# What is expected
In the records that follow, locate every line with "LabelPrinterBT" and extract it.

# Record set
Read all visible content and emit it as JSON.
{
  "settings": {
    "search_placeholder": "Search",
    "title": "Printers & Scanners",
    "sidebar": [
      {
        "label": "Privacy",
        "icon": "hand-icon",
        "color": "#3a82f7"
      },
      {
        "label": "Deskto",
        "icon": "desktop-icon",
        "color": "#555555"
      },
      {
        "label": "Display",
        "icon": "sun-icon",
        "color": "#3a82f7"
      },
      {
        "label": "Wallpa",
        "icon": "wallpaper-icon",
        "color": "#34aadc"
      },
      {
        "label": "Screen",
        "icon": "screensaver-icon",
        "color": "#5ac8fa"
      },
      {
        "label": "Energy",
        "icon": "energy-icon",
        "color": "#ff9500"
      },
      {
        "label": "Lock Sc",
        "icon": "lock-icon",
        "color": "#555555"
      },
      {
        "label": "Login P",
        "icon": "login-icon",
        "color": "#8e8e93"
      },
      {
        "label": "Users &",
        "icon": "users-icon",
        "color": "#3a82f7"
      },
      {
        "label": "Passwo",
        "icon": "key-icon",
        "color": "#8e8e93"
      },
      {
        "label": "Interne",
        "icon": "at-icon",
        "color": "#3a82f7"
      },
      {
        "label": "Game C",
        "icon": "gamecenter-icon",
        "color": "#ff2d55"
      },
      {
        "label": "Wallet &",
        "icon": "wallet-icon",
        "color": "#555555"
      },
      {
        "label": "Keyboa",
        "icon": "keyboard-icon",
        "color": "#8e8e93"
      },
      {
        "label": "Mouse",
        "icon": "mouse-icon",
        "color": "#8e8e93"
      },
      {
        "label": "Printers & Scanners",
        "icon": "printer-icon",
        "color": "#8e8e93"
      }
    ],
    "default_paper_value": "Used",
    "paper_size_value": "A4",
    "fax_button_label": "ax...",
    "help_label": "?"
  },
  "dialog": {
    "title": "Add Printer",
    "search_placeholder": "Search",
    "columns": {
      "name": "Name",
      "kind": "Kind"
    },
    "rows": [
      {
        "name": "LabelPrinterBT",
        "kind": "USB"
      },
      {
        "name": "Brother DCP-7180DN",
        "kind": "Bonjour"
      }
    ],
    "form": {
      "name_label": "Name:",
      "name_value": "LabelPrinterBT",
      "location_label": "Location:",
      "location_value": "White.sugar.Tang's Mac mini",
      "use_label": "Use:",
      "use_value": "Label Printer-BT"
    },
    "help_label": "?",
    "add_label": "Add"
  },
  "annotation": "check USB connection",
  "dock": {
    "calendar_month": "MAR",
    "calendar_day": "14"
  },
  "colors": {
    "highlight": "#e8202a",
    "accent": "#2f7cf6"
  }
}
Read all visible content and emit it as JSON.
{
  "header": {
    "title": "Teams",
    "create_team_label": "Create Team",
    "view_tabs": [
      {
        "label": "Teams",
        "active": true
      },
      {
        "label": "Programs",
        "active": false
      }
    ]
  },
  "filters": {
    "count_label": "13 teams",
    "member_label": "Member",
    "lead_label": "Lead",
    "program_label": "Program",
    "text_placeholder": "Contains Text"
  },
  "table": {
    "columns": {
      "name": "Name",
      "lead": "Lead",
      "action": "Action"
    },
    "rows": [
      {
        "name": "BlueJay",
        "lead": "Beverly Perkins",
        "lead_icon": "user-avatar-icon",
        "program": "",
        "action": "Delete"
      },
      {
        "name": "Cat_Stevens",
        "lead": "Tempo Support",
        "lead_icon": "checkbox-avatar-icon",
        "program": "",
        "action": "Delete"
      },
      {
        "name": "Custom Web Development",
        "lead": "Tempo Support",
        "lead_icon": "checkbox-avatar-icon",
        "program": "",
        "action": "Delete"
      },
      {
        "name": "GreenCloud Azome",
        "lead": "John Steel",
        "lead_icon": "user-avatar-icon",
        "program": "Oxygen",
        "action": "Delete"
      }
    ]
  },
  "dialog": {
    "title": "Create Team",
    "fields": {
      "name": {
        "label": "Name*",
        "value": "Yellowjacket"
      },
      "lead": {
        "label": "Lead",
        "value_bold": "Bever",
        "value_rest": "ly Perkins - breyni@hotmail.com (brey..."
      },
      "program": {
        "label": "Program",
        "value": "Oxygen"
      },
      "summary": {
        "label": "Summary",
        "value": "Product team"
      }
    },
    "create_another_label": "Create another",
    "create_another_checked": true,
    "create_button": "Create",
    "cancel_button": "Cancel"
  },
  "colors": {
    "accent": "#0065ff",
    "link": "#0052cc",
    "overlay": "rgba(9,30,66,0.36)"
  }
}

# Expected answer
        "name": "LabelPrinterBT",
      "name_value": "LabelPrinterBT",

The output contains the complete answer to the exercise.